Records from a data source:
§ §
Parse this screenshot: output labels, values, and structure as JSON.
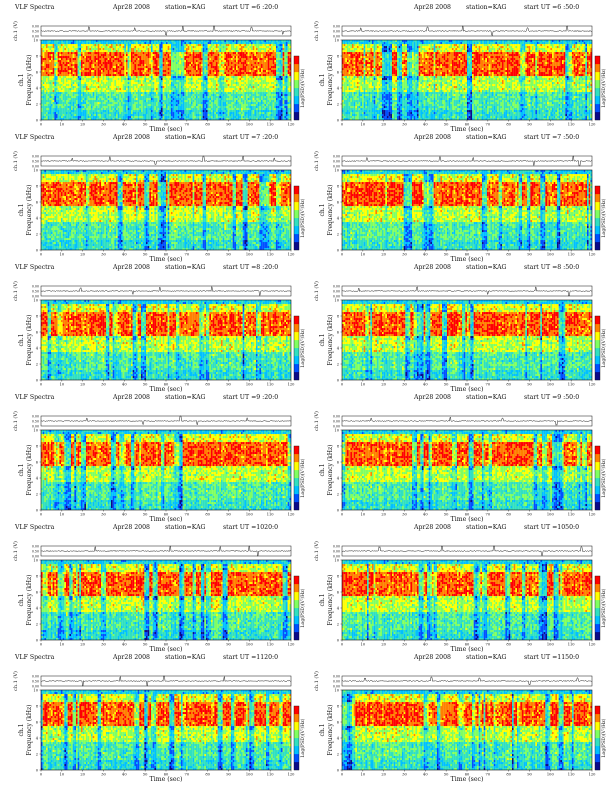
{
  "figure_title": "",
  "chart_data": [
    {
      "type": "heatmap",
      "title": "VLF Spectra",
      "date": "Apr28 2008",
      "station": "station=KAG",
      "start_ut": "start UT =6 :20:0",
      "panel_label": "ch.1",
      "timeseries_ylabel": "ch.1 (V)",
      "timeseries_yticks": [
        "0.00",
        "0.50",
        "0.00"
      ],
      "ylabel": "Frequency (kHz)",
      "xlabel": "Time (sec)",
      "xlim": [
        0,
        120
      ],
      "ylim": [
        0,
        10
      ],
      "x_ticks": [
        0,
        10,
        20,
        30,
        40,
        50,
        60,
        70,
        80,
        90,
        100,
        110,
        120
      ],
      "y_ticks": [
        0,
        2,
        4,
        6,
        8,
        10
      ],
      "colorbar_label": "Log(PSD)(V²/Hz)",
      "seed": 11,
      "timeseries_spikes": [
        {
          "t": 23,
          "v": 0.04
        },
        {
          "t": 45,
          "v": 0.03
        },
        {
          "t": 60,
          "v": -0.04
        },
        {
          "t": 68,
          "v": 0.05
        },
        {
          "t": 83,
          "v": 0.06
        },
        {
          "t": 101,
          "v": 0.04
        },
        {
          "t": 116,
          "v": -0.03
        }
      ]
    },
    {
      "type": "heatmap",
      "title": "",
      "date": "Apr28 2008",
      "station": "station=KAG",
      "start_ut": "start UT =6 :50:0",
      "panel_label": "ch.1",
      "timeseries_ylabel": "ch.1 (V)",
      "timeseries_yticks": [
        "0.00",
        "0.00",
        "0.00"
      ],
      "ylabel": "Frequency (kHz)",
      "xlabel": "Time (sec)",
      "xlim": [
        0,
        120
      ],
      "ylim": [
        0,
        10
      ],
      "x_ticks": [
        0,
        10,
        20,
        30,
        40,
        50,
        60,
        70,
        80,
        90,
        100,
        110,
        120
      ],
      "y_ticks": [
        0,
        2,
        4,
        6,
        8,
        10
      ],
      "colorbar_label": "Log(PSD)(V²/Hz)",
      "seed": 23,
      "timeseries_spikes": [
        {
          "t": 9,
          "v": 0.03
        },
        {
          "t": 41,
          "v": 0.04
        },
        {
          "t": 58,
          "v": 0.05
        },
        {
          "t": 72,
          "v": -0.04
        },
        {
          "t": 89,
          "v": 0.03
        },
        {
          "t": 108,
          "v": 0.05
        }
      ]
    },
    {
      "type": "heatmap",
      "title": "VLF Spectra",
      "date": "Apr28 2008",
      "station": "station=KAG",
      "start_ut": "start UT =7 :20:0",
      "panel_label": "ch.1",
      "timeseries_ylabel": "ch.1 (V)",
      "timeseries_yticks": [
        "0.00",
        "0.50",
        "0.00"
      ],
      "ylabel": "Frequency (kHz)",
      "xlabel": "Time (sec)",
      "xlim": [
        0,
        120
      ],
      "ylim": [
        0,
        10
      ],
      "x_ticks": [
        0,
        10,
        20,
        30,
        40,
        50,
        60,
        70,
        80,
        90,
        100,
        110,
        120
      ],
      "y_ticks": [
        0,
        2,
        4,
        6,
        8,
        10
      ],
      "colorbar_label": "Log(PSD)(V²/Hz)",
      "seed": 37,
      "timeseries_spikes": [
        {
          "t": 15,
          "v": 0.03
        },
        {
          "t": 33,
          "v": 0.04
        },
        {
          "t": 55,
          "v": -0.03
        },
        {
          "t": 78,
          "v": 0.05
        },
        {
          "t": 97,
          "v": 0.04
        },
        {
          "t": 112,
          "v": 0.03
        }
      ]
    },
    {
      "type": "heatmap",
      "title": "",
      "date": "Apr28 2008",
      "station": "station=KAG",
      "start_ut": "start UT =7 :50:0",
      "panel_label": "ch.1",
      "timeseries_ylabel": "ch.1 (V)",
      "timeseries_yticks": [
        "0.00",
        "0.00",
        "0.00"
      ],
      "ylabel": "Frequency (kHz)",
      "xlabel": "Time (sec)",
      "xlim": [
        0,
        120
      ],
      "ylim": [
        0,
        10
      ],
      "x_ticks": [
        0,
        10,
        20,
        30,
        40,
        50,
        60,
        70,
        80,
        90,
        100,
        110,
        120
      ],
      "y_ticks": [
        0,
        2,
        4,
        6,
        8,
        10
      ],
      "colorbar_label": "Log(PSD)(V²/Hz)",
      "seed": 41,
      "timeseries_spikes": [
        {
          "t": 12,
          "v": 0.03
        },
        {
          "t": 47,
          "v": 0.04
        },
        {
          "t": 63,
          "v": 0.03
        },
        {
          "t": 92,
          "v": -0.04
        },
        {
          "t": 111,
          "v": 0.07
        },
        {
          "t": 114,
          "v": -0.05
        }
      ]
    },
    {
      "type": "heatmap",
      "title": "VLF Spectra",
      "date": "Apr28 2008",
      "station": "station=KAG",
      "start_ut": "start UT =8 :20:0",
      "panel_label": "ch.1",
      "timeseries_ylabel": "ch.1 (V)",
      "timeseries_yticks": [
        "0.00",
        "0.50",
        "0.00"
      ],
      "ylabel": "Frequency (kHz)",
      "xlabel": "Time (sec)",
      "xlim": [
        0,
        120
      ],
      "ylim": [
        0,
        10
      ],
      "x_ticks": [
        0,
        10,
        20,
        30,
        40,
        50,
        60,
        70,
        80,
        90,
        100,
        110,
        120
      ],
      "y_ticks": [
        0,
        2,
        4,
        6,
        8,
        10
      ],
      "colorbar_label": "Log(PSD)(V²/Hz)",
      "seed": 53,
      "timeseries_spikes": [
        {
          "t": 19,
          "v": 0.03
        },
        {
          "t": 44,
          "v": -0.03
        },
        {
          "t": 57,
          "v": 0.04
        },
        {
          "t": 82,
          "v": 0.04
        },
        {
          "t": 105,
          "v": -0.04
        }
      ]
    },
    {
      "type": "heatmap",
      "title": "",
      "date": "Apr28 2008",
      "station": "station=KAG",
      "start_ut": "start UT =8 :50:0",
      "panel_label": "ch.1",
      "timeseries_ylabel": "ch.1 (V)",
      "timeseries_yticks": [
        "0.00",
        "0.00",
        "0.00"
      ],
      "ylabel": "Frequency (kHz)",
      "xlabel": "Time (sec)",
      "xlim": [
        0,
        120
      ],
      "ylim": [
        0,
        10
      ],
      "x_ticks": [
        0,
        10,
        20,
        30,
        40,
        50,
        60,
        70,
        80,
        90,
        100,
        110,
        120
      ],
      "y_ticks": [
        0,
        2,
        4,
        6,
        8,
        10
      ],
      "colorbar_label": "Log(PSD)(V²/Hz)",
      "seed": 61,
      "timeseries_spikes": [
        {
          "t": 8,
          "v": 0.03
        },
        {
          "t": 36,
          "v": 0.04
        },
        {
          "t": 70,
          "v": -0.03
        },
        {
          "t": 93,
          "v": 0.04
        },
        {
          "t": 109,
          "v": -0.05
        }
      ]
    },
    {
      "type": "heatmap",
      "title": "VLF Spectra",
      "date": "Apr28 2008",
      "station": "station=KAG",
      "start_ut": "start UT =9 :20:0",
      "panel_label": "ch.1",
      "timeseries_ylabel": "ch.1 (V)",
      "timeseries_yticks": [
        "0.00",
        "0.50",
        "0.00"
      ],
      "ylabel": "Frequency (kHz)",
      "xlabel": "Time (sec)",
      "xlim": [
        0,
        120
      ],
      "ylim": [
        0,
        10
      ],
      "x_ticks": [
        0,
        10,
        20,
        30,
        40,
        50,
        60,
        70,
        80,
        90,
        100,
        110,
        120
      ],
      "y_ticks": [
        0,
        2,
        4,
        6,
        8,
        10
      ],
      "colorbar_label": "Log(PSD)(V²/Hz)",
      "seed": 71,
      "timeseries_spikes": [
        {
          "t": 22,
          "v": 0.03
        },
        {
          "t": 49,
          "v": -0.03
        },
        {
          "t": 67,
          "v": 0.05
        },
        {
          "t": 75,
          "v": -0.04
        },
        {
          "t": 99,
          "v": 0.03
        }
      ]
    },
    {
      "type": "heatmap",
      "title": "",
      "date": "Apr28 2008",
      "station": "station=KAG",
      "start_ut": "start UT =9 :50:0",
      "panel_label": "ch.1",
      "timeseries_ylabel": "ch.1 (V)",
      "timeseries_yticks": [
        "0.00",
        "0.00",
        "0.00"
      ],
      "ylabel": "Frequency (kHz)",
      "xlabel": "Time (sec)",
      "xlim": [
        0,
        120
      ],
      "ylim": [
        0,
        10
      ],
      "x_ticks": [
        0,
        10,
        20,
        30,
        40,
        50,
        60,
        70,
        80,
        90,
        100,
        110,
        120
      ],
      "y_ticks": [
        0,
        2,
        4,
        6,
        8,
        10
      ],
      "colorbar_label": "Log(PSD)(V²/Hz)",
      "seed": 83,
      "timeseries_spikes": [
        {
          "t": 14,
          "v": 0.03
        },
        {
          "t": 52,
          "v": 0.04
        },
        {
          "t": 77,
          "v": 0.03
        },
        {
          "t": 103,
          "v": -0.04
        }
      ]
    },
    {
      "type": "heatmap",
      "title": "VLF Spectra",
      "date": "Apr28 2008",
      "station": "station=KAG",
      "start_ut": "start UT =1020:0",
      "panel_label": "ch.1",
      "timeseries_ylabel": "ch.1 (V)",
      "timeseries_yticks": [
        "0.00",
        "0.50",
        "0.00"
      ],
      "ylabel": "Frequency (kHz)",
      "xlabel": "Time (sec)",
      "xlim": [
        0,
        120
      ],
      "ylim": [
        0,
        10
      ],
      "x_ticks": [
        0,
        10,
        20,
        30,
        40,
        50,
        60,
        70,
        80,
        90,
        100,
        110,
        120
      ],
      "y_ticks": [
        0,
        2,
        4,
        6,
        8,
        10
      ],
      "colorbar_label": "Log(PSD)(V²/Hz)",
      "seed": 97,
      "timeseries_spikes": [
        {
          "t": 26,
          "v": 0.04
        },
        {
          "t": 62,
          "v": 0.05
        },
        {
          "t": 86,
          "v": 0.04
        },
        {
          "t": 100,
          "v": 0.08
        },
        {
          "t": 104,
          "v": -0.06
        }
      ]
    },
    {
      "type": "heatmap",
      "title": "",
      "date": "Apr28 2008",
      "station": "station=KAG",
      "start_ut": "start UT =1050:0",
      "panel_label": "ch.1",
      "timeseries_ylabel": "ch.1 (V)",
      "timeseries_yticks": [
        "0.00",
        "0.00",
        "0.00"
      ],
      "ylabel": "Frequency (kHz)",
      "xlabel": "Time (sec)",
      "xlim": [
        0,
        120
      ],
      "ylim": [
        0,
        10
      ],
      "x_ticks": [
        0,
        10,
        20,
        30,
        40,
        50,
        60,
        70,
        80,
        90,
        100,
        110,
        120
      ],
      "y_ticks": [
        0,
        2,
        4,
        6,
        8,
        10
      ],
      "colorbar_label": "Log(PSD)(V²/Hz)",
      "seed": 109,
      "timeseries_spikes": [
        {
          "t": 18,
          "v": 0.04
        },
        {
          "t": 48,
          "v": 0.05
        },
        {
          "t": 73,
          "v": 0.07
        },
        {
          "t": 96,
          "v": -0.04
        },
        {
          "t": 115,
          "v": 0.04
        }
      ]
    },
    {
      "type": "heatmap",
      "title": "VLF Spectra",
      "date": "Apr28 2008",
      "station": "station=KAG",
      "start_ut": "start UT =1120:0",
      "panel_label": "ch.1",
      "timeseries_ylabel": "ch.1 (V)",
      "timeseries_yticks": [
        "0.00",
        "0.50",
        "0.00"
      ],
      "ylabel": "Frequency (kHz)",
      "xlabel": "Time (sec)",
      "xlim": [
        0,
        120
      ],
      "ylim": [
        0,
        10
      ],
      "x_ticks": [
        0,
        10,
        20,
        30,
        40,
        50,
        60,
        70,
        80,
        90,
        100,
        110,
        120
      ],
      "y_ticks": [
        0,
        2,
        4,
        6,
        8,
        10
      ],
      "colorbar_label": "Log(PSD)(V²/Hz)",
      "seed": 113,
      "timeseries_spikes": [
        {
          "t": 20,
          "v": -0.06
        },
        {
          "t": 38,
          "v": 0.04
        },
        {
          "t": 51,
          "v": -0.05
        },
        {
          "t": 59,
          "v": 0.06
        },
        {
          "t": 88,
          "v": 0.04
        }
      ]
    },
    {
      "type": "heatmap",
      "title": "",
      "date": "Apr28 2008",
      "station": "station=KAG",
      "start_ut": "start UT =1150:0",
      "panel_label": "ch.1",
      "timeseries_ylabel": "ch.1 (V)",
      "timeseries_yticks": [
        "0.00",
        "0.00",
        "0.00"
      ],
      "ylabel": "Frequency (kHz)",
      "xlabel": "Time (sec)",
      "xlim": [
        0,
        120
      ],
      "ylim": [
        0,
        10
      ],
      "x_ticks": [
        0,
        10,
        20,
        30,
        40,
        50,
        60,
        70,
        80,
        90,
        100,
        110,
        120
      ],
      "y_ticks": [
        0,
        2,
        4,
        6,
        8,
        10
      ],
      "colorbar_label": "Log(PSD)(V²/Hz)",
      "seed": 127,
      "timeseries_spikes": [
        {
          "t": 11,
          "v": 0.03
        },
        {
          "t": 43,
          "v": 0.04
        },
        {
          "t": 66,
          "v": 0.03
        },
        {
          "t": 90,
          "v": -0.04
        },
        {
          "t": 113,
          "v": 0.03
        }
      ]
    }
  ],
  "colorscale": {
    "stops": [
      "#0a0a8a",
      "#0050ff",
      "#00c0ff",
      "#30e0c0",
      "#80ff60",
      "#ffff00",
      "#ff8000",
      "#ff0000"
    ]
  },
  "colors": {
    "axis": "#111111",
    "timeseries": "#222222",
    "background": "#ffffff"
  }
}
§ §
Short problem => Report how many lines of the preceding records include "seed". Output the number only.

Solved exercise => 12